Task details
Identify every line in the records below that contains the word "name", and copy each of those lines.

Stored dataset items
------------------------------------------------------------------------

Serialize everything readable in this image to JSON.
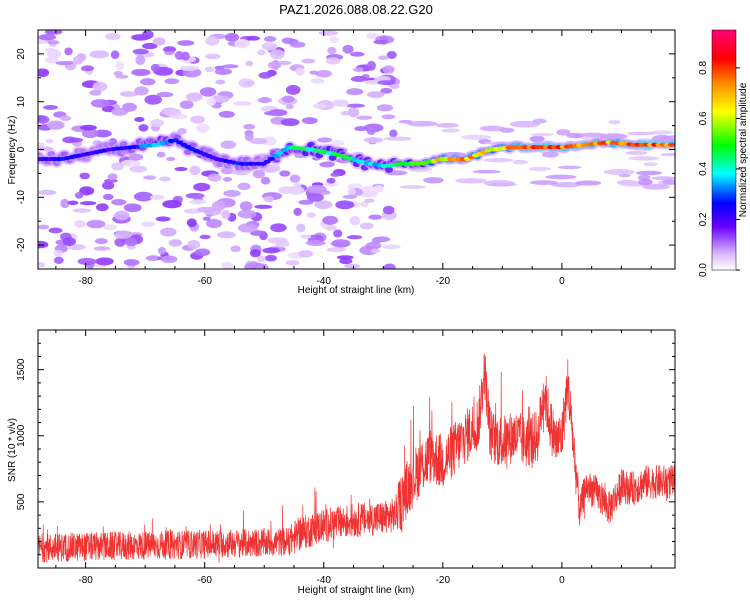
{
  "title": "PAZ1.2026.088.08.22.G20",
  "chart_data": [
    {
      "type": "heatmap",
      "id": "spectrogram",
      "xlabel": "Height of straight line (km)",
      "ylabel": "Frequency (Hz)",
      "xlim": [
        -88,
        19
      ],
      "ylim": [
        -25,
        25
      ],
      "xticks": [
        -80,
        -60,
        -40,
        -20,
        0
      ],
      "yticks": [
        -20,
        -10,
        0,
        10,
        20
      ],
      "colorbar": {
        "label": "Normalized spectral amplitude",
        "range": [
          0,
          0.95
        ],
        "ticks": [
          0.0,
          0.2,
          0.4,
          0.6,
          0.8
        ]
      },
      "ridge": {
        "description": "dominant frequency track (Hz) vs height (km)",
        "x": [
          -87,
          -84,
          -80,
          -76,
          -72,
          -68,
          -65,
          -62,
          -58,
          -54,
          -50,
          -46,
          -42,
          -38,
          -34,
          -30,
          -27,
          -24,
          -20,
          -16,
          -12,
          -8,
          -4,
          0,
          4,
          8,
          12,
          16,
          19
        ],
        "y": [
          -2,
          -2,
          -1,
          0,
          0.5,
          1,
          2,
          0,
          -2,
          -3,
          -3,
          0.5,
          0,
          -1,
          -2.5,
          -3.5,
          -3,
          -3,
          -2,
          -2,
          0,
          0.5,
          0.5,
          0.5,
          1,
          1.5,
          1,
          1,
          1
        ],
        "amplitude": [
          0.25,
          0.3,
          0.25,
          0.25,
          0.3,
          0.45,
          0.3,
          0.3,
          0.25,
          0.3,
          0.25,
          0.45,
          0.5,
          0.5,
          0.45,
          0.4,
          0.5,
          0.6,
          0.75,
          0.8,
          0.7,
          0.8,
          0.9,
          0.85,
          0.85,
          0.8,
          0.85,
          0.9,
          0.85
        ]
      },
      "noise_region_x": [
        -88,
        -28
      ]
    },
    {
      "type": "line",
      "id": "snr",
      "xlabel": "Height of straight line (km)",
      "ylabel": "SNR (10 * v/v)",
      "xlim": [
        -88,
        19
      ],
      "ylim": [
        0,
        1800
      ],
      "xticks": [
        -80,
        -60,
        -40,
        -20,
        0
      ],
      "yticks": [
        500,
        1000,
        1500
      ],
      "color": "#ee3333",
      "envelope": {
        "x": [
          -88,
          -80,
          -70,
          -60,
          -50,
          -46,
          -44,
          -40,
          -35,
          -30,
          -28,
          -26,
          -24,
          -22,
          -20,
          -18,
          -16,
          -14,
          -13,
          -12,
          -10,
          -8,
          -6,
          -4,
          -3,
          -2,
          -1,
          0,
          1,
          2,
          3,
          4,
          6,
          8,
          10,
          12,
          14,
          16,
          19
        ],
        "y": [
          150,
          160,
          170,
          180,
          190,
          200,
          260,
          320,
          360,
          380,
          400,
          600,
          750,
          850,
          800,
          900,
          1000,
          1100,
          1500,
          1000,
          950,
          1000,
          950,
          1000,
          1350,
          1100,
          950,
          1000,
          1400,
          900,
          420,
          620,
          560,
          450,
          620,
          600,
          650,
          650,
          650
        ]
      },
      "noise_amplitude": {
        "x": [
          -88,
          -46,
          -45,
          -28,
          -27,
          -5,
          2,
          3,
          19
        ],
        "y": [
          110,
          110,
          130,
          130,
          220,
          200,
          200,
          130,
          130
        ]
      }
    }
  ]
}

------------------------------------------------------------------------

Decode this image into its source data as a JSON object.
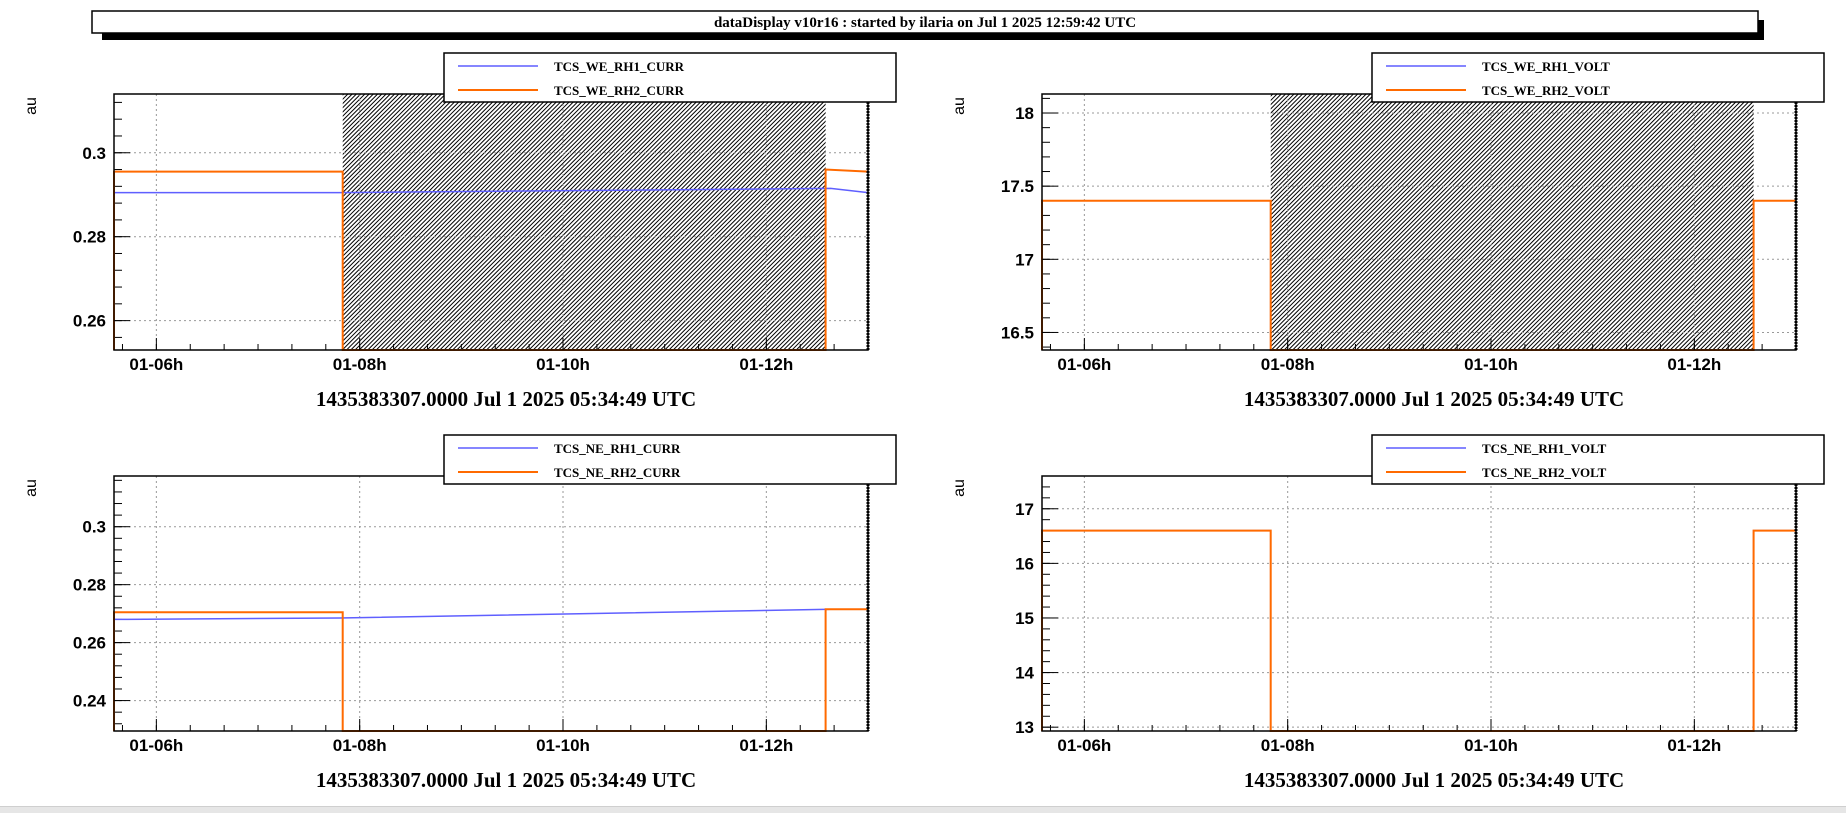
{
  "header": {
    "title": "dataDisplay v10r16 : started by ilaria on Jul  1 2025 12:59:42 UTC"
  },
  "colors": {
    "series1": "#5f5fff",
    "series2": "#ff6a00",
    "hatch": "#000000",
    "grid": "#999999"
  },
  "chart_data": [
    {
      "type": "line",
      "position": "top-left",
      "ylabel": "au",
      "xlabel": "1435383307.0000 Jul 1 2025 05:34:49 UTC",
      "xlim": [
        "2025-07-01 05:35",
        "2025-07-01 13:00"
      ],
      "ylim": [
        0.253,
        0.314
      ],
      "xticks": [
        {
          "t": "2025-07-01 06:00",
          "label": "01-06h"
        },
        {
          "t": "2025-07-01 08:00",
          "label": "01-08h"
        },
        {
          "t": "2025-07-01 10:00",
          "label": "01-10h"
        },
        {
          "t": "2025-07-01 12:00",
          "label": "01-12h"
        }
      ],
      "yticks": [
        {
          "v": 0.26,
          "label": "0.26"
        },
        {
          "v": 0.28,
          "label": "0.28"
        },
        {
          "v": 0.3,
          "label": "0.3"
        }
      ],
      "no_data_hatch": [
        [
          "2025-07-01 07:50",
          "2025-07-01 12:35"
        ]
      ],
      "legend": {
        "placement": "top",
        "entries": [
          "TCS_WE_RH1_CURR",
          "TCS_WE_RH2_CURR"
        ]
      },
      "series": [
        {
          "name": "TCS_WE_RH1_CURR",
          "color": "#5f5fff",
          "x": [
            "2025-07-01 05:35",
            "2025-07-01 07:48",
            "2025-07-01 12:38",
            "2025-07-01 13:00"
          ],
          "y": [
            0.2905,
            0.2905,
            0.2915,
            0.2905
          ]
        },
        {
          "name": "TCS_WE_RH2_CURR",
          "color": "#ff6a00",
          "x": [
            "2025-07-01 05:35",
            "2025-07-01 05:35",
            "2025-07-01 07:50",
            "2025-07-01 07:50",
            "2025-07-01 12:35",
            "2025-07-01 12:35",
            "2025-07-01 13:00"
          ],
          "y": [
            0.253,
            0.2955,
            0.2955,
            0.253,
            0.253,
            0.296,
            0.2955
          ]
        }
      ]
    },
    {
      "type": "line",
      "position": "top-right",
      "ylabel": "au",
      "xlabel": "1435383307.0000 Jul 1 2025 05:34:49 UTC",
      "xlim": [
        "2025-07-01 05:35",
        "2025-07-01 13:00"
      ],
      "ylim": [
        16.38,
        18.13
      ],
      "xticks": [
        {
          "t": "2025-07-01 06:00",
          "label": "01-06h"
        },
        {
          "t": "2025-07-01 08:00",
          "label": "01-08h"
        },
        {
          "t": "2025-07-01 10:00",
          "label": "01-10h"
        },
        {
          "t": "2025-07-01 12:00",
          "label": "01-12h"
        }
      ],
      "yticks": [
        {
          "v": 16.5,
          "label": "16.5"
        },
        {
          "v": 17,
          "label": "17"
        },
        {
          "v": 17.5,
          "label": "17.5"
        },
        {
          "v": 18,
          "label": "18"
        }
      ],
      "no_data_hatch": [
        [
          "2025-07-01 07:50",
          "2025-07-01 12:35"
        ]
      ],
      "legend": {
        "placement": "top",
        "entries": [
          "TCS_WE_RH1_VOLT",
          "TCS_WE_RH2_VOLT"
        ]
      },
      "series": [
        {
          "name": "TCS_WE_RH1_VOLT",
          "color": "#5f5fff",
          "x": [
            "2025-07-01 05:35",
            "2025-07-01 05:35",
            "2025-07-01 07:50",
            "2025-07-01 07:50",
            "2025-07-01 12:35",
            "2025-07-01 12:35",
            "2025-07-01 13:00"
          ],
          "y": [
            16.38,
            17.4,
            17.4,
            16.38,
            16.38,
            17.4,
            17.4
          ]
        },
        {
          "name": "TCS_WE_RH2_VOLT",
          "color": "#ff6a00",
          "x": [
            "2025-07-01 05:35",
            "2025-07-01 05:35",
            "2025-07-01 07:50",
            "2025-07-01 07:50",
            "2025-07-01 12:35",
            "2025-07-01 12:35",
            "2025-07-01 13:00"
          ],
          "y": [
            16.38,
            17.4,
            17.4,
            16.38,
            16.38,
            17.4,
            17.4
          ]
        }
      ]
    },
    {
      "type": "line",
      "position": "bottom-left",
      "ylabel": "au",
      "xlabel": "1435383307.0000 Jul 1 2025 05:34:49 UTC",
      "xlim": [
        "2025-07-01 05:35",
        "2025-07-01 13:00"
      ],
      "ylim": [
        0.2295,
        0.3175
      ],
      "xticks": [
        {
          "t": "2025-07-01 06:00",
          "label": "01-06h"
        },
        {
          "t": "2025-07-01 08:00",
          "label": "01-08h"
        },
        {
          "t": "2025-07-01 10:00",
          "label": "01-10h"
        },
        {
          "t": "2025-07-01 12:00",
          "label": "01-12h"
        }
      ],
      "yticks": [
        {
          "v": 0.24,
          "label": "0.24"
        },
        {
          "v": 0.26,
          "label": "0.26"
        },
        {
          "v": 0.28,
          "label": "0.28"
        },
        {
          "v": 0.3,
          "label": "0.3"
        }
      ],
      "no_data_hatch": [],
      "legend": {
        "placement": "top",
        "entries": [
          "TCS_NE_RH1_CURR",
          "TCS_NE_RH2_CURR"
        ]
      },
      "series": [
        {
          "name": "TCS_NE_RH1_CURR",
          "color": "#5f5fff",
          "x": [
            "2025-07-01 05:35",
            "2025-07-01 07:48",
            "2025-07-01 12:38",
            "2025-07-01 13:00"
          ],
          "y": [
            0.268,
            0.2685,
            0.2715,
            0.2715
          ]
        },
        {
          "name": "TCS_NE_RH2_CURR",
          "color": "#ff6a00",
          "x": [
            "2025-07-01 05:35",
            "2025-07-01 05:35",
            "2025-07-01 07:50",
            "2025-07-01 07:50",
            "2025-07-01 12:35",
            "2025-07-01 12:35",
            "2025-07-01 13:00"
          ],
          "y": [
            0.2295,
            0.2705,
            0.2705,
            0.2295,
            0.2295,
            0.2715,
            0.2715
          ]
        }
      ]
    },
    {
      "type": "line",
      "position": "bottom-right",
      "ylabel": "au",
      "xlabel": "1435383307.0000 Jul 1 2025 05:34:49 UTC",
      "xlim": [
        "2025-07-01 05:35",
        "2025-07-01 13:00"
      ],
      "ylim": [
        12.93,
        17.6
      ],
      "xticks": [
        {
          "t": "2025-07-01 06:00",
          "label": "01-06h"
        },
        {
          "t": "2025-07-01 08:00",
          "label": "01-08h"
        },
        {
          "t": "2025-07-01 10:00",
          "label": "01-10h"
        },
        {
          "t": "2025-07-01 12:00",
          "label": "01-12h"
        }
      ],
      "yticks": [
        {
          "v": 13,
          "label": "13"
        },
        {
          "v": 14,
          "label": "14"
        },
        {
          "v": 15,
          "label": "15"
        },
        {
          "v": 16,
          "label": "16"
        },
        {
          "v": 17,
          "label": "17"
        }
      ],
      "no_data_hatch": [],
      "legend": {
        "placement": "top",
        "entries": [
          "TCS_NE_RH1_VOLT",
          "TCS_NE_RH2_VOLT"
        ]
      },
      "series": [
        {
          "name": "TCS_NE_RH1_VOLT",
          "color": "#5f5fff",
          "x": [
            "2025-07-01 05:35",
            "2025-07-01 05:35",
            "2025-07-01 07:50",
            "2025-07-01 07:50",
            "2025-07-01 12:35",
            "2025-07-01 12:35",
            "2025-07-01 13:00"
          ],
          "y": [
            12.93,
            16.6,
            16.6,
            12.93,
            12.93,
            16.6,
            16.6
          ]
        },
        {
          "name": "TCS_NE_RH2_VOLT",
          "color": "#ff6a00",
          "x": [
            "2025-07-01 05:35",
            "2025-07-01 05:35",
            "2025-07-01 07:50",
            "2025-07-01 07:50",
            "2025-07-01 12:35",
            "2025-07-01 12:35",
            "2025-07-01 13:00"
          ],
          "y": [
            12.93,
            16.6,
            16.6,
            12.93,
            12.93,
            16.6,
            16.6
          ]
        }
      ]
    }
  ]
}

------------------------------------------------------------------------

Output for this task
          "name": "TCS_WE_RH1_CURR",
          "name": "TCS_WE_RH2_CURR",
          "name": "TCS_WE_RH1_VOLT",
          "name": "TCS_WE_RH2_VOLT",
          "name": "TCS_NE_RH1_CURR",
          "name": "TCS_NE_RH2_CURR",
          "name": "TCS_NE_RH1_VOLT",
          "name": "TCS_NE_RH2_VOLT",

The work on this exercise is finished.